Collected data:
::::
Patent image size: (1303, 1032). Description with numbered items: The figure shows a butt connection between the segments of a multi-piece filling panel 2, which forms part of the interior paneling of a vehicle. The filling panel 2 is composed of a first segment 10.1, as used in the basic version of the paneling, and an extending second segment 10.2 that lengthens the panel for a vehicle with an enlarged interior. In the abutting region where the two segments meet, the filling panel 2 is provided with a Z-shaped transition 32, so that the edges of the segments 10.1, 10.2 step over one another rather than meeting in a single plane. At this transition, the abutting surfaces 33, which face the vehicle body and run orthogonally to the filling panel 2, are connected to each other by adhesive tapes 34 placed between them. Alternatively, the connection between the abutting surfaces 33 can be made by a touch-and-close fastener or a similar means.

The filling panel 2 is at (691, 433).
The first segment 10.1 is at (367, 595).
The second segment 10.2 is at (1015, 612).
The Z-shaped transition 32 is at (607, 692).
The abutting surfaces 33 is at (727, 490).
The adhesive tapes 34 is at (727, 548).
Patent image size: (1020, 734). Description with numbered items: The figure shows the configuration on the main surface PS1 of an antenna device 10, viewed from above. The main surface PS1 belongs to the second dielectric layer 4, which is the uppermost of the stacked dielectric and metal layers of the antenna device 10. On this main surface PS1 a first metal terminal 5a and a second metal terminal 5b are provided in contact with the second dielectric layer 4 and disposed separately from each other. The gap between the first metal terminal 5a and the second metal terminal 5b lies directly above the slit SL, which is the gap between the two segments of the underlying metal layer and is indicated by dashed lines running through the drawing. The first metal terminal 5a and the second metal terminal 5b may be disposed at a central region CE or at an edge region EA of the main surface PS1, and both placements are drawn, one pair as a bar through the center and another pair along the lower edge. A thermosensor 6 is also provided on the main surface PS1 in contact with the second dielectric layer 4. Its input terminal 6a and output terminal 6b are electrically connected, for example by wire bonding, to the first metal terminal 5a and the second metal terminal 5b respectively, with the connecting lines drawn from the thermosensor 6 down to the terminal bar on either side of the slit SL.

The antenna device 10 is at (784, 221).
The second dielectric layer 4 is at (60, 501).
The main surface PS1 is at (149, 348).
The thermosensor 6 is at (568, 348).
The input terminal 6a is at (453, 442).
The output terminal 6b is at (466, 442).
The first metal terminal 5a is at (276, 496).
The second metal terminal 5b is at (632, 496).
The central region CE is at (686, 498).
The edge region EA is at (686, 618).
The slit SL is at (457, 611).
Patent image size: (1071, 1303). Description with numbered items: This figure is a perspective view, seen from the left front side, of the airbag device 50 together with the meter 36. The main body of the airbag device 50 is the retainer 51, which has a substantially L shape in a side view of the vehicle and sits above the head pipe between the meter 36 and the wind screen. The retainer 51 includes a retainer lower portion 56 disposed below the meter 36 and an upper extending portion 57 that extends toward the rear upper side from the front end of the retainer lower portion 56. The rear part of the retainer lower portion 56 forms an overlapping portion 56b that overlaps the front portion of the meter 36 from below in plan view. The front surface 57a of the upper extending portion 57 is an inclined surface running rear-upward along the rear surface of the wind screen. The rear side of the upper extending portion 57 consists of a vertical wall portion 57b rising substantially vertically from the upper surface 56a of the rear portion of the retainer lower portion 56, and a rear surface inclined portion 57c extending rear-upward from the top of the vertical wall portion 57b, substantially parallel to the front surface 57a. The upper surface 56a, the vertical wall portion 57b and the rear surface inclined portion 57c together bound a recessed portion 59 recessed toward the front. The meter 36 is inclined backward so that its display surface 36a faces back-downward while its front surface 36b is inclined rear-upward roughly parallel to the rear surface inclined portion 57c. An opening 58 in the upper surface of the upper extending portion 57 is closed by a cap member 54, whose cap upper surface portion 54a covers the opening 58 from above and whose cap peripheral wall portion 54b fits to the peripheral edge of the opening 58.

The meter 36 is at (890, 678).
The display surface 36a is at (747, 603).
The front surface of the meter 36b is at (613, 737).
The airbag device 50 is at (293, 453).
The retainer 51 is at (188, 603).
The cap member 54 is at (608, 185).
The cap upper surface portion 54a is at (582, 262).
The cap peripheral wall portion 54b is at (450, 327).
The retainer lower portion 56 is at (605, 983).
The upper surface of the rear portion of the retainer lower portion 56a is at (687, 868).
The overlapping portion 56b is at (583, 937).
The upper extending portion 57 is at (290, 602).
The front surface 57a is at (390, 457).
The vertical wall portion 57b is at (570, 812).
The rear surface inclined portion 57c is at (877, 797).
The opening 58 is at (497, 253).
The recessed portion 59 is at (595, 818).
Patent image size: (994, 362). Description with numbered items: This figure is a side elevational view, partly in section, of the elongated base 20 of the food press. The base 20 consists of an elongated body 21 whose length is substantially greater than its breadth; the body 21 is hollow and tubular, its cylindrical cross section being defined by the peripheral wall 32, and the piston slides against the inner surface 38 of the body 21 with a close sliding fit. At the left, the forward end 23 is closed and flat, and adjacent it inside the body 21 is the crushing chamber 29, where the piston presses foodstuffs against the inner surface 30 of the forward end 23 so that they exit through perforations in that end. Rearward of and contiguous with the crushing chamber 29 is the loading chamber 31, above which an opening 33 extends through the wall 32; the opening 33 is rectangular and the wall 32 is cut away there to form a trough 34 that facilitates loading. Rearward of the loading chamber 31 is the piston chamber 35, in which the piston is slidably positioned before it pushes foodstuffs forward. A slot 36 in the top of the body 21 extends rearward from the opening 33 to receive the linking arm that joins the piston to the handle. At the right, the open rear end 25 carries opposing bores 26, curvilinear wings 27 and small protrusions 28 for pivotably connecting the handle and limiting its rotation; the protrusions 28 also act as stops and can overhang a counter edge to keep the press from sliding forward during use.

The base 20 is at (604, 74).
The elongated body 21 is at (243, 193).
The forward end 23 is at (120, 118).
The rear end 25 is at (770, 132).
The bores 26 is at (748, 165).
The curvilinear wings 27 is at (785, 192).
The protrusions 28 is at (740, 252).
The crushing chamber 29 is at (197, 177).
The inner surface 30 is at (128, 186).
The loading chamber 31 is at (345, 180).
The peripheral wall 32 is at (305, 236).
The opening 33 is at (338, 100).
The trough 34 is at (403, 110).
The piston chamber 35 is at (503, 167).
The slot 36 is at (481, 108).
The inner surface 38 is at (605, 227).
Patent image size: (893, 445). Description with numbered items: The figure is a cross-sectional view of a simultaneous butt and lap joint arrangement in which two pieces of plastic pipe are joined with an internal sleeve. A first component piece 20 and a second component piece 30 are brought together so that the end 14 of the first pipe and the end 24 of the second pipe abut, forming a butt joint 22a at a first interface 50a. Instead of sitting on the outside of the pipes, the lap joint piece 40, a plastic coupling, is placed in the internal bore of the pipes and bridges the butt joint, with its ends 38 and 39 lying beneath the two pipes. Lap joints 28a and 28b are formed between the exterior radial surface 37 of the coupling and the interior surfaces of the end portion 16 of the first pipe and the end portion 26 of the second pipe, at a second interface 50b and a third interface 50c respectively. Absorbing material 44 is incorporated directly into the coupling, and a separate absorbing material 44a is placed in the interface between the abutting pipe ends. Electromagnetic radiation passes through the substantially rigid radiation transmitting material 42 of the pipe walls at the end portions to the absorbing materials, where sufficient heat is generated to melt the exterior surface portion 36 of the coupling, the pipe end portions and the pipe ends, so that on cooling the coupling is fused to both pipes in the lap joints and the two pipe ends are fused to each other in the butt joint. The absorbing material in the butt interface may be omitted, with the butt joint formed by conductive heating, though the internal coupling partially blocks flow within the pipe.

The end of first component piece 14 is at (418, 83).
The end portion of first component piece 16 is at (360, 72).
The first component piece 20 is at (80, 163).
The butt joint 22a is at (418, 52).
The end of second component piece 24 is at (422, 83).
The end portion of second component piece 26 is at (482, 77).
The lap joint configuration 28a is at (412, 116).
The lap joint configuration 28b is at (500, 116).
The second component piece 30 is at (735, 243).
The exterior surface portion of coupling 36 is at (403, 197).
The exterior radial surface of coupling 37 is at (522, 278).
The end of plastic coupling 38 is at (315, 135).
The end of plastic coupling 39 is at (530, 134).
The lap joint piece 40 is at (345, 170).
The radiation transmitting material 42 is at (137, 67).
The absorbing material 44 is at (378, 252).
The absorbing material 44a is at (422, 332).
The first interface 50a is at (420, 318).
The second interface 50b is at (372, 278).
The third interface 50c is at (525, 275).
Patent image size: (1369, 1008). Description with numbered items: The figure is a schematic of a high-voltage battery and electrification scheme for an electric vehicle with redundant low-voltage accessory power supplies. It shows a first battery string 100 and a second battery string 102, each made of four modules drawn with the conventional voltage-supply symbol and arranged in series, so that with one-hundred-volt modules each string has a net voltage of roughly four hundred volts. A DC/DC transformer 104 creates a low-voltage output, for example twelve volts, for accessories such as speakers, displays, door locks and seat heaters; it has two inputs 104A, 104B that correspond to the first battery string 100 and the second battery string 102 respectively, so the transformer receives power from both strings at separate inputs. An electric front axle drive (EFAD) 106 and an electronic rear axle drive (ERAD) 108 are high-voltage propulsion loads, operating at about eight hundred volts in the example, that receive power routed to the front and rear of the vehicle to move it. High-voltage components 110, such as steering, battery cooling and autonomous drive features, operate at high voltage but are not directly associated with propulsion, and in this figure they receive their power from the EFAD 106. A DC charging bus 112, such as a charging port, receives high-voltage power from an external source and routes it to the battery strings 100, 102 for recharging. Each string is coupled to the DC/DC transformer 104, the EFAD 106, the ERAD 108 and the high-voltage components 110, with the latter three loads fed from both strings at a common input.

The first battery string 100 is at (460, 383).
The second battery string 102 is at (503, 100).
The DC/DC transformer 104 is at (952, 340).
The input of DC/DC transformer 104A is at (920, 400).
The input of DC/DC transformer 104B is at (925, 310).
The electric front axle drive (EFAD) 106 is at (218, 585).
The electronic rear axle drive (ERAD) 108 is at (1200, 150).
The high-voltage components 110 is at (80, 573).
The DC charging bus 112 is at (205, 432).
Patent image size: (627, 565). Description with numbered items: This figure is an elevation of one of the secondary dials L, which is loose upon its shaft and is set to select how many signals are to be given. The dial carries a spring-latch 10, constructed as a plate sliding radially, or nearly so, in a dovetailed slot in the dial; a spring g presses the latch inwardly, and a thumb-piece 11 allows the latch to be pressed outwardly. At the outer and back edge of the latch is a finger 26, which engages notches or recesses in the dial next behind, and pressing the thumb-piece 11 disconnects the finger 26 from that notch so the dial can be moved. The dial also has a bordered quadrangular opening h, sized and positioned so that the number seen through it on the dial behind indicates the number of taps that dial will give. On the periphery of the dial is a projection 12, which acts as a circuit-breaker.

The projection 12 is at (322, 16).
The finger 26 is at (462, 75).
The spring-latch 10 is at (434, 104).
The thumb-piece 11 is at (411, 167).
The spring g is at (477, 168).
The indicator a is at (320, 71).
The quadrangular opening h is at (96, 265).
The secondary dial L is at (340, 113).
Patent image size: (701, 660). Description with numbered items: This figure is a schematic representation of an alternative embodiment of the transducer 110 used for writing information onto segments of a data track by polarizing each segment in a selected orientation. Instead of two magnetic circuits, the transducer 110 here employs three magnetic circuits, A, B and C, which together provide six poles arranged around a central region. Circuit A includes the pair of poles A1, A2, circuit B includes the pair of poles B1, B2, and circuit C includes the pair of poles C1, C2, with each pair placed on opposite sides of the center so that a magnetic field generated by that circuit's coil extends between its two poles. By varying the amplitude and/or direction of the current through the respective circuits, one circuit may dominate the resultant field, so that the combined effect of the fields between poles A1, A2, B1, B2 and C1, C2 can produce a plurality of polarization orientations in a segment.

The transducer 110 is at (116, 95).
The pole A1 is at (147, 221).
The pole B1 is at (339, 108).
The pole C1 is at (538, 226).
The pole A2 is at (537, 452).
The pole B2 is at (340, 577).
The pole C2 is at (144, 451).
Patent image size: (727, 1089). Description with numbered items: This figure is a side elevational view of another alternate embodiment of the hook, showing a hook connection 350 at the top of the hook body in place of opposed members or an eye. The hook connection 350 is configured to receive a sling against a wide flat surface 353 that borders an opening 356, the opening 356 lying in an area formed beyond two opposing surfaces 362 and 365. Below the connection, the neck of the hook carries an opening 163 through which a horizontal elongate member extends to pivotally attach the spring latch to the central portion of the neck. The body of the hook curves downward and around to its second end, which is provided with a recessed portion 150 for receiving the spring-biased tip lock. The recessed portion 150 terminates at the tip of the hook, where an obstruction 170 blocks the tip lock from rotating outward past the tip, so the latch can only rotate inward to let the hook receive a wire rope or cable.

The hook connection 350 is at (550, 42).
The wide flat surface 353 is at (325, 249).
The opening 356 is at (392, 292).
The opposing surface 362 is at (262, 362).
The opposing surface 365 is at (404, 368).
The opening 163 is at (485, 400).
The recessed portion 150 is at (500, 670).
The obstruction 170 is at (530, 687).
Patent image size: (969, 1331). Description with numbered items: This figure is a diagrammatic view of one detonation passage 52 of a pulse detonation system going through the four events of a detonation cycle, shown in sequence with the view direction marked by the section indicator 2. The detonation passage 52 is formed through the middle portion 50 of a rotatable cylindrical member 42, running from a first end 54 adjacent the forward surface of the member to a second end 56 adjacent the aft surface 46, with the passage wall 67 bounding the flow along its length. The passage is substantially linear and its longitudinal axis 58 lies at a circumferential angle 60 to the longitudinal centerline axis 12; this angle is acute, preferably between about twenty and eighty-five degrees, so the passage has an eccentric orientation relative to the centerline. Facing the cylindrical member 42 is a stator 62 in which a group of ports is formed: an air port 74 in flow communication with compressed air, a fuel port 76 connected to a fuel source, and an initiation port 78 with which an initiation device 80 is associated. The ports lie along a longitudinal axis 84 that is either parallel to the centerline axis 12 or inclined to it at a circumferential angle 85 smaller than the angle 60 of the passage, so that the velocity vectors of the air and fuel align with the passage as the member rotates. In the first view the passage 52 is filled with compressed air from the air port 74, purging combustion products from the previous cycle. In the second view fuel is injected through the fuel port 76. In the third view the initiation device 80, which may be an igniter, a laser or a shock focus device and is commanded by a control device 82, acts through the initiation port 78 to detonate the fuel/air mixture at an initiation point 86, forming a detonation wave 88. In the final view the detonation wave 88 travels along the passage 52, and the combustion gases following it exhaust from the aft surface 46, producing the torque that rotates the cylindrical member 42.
::::
GOAL OF THE EXERCISE:
Lay out the entries from the line containing "Patent image size: (1369, 1008)." through the line containing "The electric front" as a two-column CSV with the columns entry_text and answer, one row per entry. Put each value in a single quoted field and replace any line breaks with spaces.

WRITTEN SOLUTION:
entry_text,answer
"Patent image size: (1369, 1008). Description with numbered items: The figure is a schematic of a high-voltage battery and electrification scheme for an electric vehicle with redundant low-voltage accessory power supplies. It shows a first battery string 100 and a second battery string 102, each made of four modules drawn with the conventional voltage-supply symbol and arranged in series, so that with one-hundred-volt modules each string has a net voltage of roughly four hundred volts. A DC/DC transformer 104 creates a low-voltage output, for example twelve volts, for accessories such as speakers, displays, door locks and seat heaters; it has two inputs 104A, 104B that correspond to the first battery string 100 and the second battery string 102 respectively, so the transformer receives power from both strings at separate inputs. An electric front axle drive (EFAD) 106 and an electronic rear axle drive (ERAD) 108 are high-voltage propulsion loads, operating at about eight hundred volts in the example, that receive power routed to the front and rear of the vehicle to move it. High-voltage components 110, such as steering, battery cooling and autonomous drive features, operate at high voltage but are not directly associated with propulsion, and in this figure they receive their power from the EFAD 106. A DC charging bus 112, such as a charging port, receives high-voltage power from an external source and routes it to the battery strings 100, 102 for recharging. Each string is coupled to the DC/DC transformer 104, the EFAD 106, the ERAD 108 and the high-voltage components 110, with the latter three loads fed from both strings at a common input.","The first battery string 100 is at (460, 383). The second battery string 102 is at (503, 100). The DC/DC transformer 104 is at (952, 340). The input of DC/DC transformer 104A is at (920, 400). The input of DC/DC transformer 104B is at (925, 310). The electric front axle drive (EFAD) 106 is at (218, 585)."